Task goal
Copy each line exactly. Leave nothing out.

Data records

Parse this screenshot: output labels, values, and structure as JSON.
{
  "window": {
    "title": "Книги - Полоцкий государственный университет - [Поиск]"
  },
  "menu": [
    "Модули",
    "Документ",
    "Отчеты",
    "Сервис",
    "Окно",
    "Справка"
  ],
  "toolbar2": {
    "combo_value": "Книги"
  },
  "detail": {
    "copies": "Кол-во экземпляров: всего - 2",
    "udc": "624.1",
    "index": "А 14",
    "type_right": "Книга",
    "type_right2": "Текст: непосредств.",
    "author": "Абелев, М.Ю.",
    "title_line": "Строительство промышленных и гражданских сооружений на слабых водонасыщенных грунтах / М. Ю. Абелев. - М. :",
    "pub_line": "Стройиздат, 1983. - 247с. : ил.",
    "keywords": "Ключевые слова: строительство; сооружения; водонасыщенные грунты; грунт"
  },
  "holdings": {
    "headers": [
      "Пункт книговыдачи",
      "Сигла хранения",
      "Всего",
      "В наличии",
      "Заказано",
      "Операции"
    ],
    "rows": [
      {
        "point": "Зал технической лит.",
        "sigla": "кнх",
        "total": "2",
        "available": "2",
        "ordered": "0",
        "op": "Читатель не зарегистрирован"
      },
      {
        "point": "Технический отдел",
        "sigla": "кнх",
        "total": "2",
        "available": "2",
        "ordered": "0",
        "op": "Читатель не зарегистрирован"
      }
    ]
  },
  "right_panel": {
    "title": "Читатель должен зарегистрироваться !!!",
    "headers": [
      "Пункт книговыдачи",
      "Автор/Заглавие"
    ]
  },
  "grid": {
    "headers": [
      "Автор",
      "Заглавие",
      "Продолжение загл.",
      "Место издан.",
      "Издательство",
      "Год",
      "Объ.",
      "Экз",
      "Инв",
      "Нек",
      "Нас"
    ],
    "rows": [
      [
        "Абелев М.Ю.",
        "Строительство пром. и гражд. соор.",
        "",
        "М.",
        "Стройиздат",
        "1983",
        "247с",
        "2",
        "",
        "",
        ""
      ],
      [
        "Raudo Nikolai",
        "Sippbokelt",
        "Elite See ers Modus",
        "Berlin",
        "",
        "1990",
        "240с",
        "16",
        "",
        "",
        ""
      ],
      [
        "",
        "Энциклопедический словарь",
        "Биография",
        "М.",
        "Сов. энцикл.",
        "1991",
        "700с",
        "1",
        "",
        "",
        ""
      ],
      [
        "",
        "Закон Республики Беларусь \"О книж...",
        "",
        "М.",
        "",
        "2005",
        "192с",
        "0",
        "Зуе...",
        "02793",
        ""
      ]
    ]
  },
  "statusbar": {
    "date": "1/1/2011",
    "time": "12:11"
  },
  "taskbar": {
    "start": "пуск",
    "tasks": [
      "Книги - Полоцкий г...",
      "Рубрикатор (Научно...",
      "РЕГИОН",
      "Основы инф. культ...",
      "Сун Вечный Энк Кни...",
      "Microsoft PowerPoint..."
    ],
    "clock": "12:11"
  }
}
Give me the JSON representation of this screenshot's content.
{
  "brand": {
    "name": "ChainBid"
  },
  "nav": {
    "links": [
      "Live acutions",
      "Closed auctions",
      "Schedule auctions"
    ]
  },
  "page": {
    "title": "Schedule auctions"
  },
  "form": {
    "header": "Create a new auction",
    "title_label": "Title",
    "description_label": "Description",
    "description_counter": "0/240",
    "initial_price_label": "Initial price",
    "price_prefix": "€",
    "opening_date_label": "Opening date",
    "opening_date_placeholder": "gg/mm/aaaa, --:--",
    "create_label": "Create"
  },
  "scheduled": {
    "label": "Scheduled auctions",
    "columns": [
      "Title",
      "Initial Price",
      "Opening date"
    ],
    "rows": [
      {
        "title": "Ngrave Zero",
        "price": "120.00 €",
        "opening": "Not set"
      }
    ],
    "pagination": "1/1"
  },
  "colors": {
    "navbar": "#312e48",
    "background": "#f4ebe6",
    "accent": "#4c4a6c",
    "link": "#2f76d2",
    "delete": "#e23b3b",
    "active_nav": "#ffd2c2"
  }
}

Response to the task
Parse this screenshot: output labels, values, and structure as JSON.
{
  "window": {
    "title": "Книги - Полоцкий государственный университет - [Поиск]"
  },
  "menu": [
    "Модули",
    "Документ",
    "Отчеты",
    "Сервис",
    "Окно",
    "Справка"
  ],
  "toolbar2": {
    "combo_value": "Книги"
  },
  "detail": {
    "copies": "Кол-во экземпляров: всего - 2",
    "udc": "624.1",
    "index": "А 14",
    "type_right": "Книга",
    "type_right2": "Текст: непосредств.",
    "author": "Абелев, М.Ю.",
    "title_line": "Строительство промышленных и гражданских сооружений на слабых водонасыщенных грунтах / М. Ю. Абелев. - М. :",
    "pub_line": "Стройиздат, 1983. - 247с. : ил.",
    "keywords": "Ключевые слова: строительство; сооружения; водонасыщенные грунты; грунт"
  },
  "holdings": {
    "headers": [
      "Пункт книговыдачи",
      "Сигла хранения",
      "Всего",
      "В наличии",
      "Заказано",
      "Операции"
    ],
    "rows": [
      {
        "point": "Зал технической лит.",
        "sigla": "кнх",
        "total": "2",
        "available": "2",
        "ordered": "0",
        "op": "Читатель не зарегистрирован"
      },
      {
        "point": "Технический отдел",
        "sigla": "кнх",
        "total": "2",
        "available": "2",
        "ordered": "0",
        "op": "Читатель не зарегистрирован"
      }
    ]
  },
  "right_panel": {
    "title": "Читатель должен зарегистрироваться !!!",
    "headers": [
      "Пункт книговыдачи",
      "Автор/Заглавие"
    ]
  },
  "grid": {
    "headers": [
      "Автор",
      "Заглавие",
      "Продолжение загл.",
      "Место издан.",
      "Издательство",
      "Год",
      "Объ.",
      "Экз",
      "Инв",
      "Нек",
      "Нас"
    ],
    "rows": [
      [
        "Абелев М.Ю.",
        "Строительство пром. и гражд. соор.",
        "",
        "М.",
        "Стройиздат",
        "1983",
        "247с",
        "2",
        "",
        "",
        ""
      ],
      [
        "Raudo Nikolai",
        "Sippbokelt",
        "Elite See ers Modus",
        "Berlin",
        "",
        "1990",
        "240с",
        "16",
        "",
        "",
        ""
      ],
      [
        "",
        "Энциклопедический словарь",
        "Биография",
        "М.",
        "Сов. энцикл.",
        "1991",
        "700с",
        "1",
        "",
        "",
        ""
      ],
      [
        "",
        "Закон Республики Беларусь \"О книж...",
        "",
        "М.",
        "",
        "2005",
        "192с",
        "0",
        "Зуе...",
        "02793",
        ""
      ]
    ]
  },
  "statusbar": {
    "date": "1/1/2011",
    "time": "12:11"
  },
  "taskbar": {
    "start": "пуск",
    "tasks": [
      "Книги - Полоцкий г...",
      "Рубрикатор (Научно...",
      "РЕГИОН",
      "Основы инф. культ...",
      "Сун Вечный Энк Кни...",
      "Microsoft PowerPoint..."
    ],
    "clock": "12:11"
  }
}
Give me the JSON representation of this screenshot's content.
{
  "brand": {
    "name": "ChainBid"
  },
  "nav": {
    "links": [
      "Live acutions",
      "Closed auctions",
      "Schedule auctions"
    ]
  },
  "page": {
    "title": "Schedule auctions"
  },
  "form": {
    "header": "Create a new auction",
    "title_label": "Title",
    "description_label": "Description",
    "description_counter": "0/240",
    "initial_price_label": "Initial price",
    "price_prefix": "€",
    "opening_date_label": "Opening date",
    "opening_date_placeholder": "gg/mm/aaaa, --:--",
    "create_label": "Create"
  },
  "scheduled": {
    "label": "Scheduled auctions",
    "columns": [
      "Title",
      "Initial Price",
      "Opening date"
    ],
    "rows": [
      {
        "title": "Ngrave Zero",
        "price": "120.00 €",
        "opening": "Not set"
      }
    ],
    "pagination": "1/1"
  },
  "colors": {
    "navbar": "#312e48",
    "background": "#f4ebe6",
    "accent": "#4c4a6c",
    "link": "#2f76d2",
    "delete": "#e23b3b",
    "active_nav": "#ffd2c2"
  }
}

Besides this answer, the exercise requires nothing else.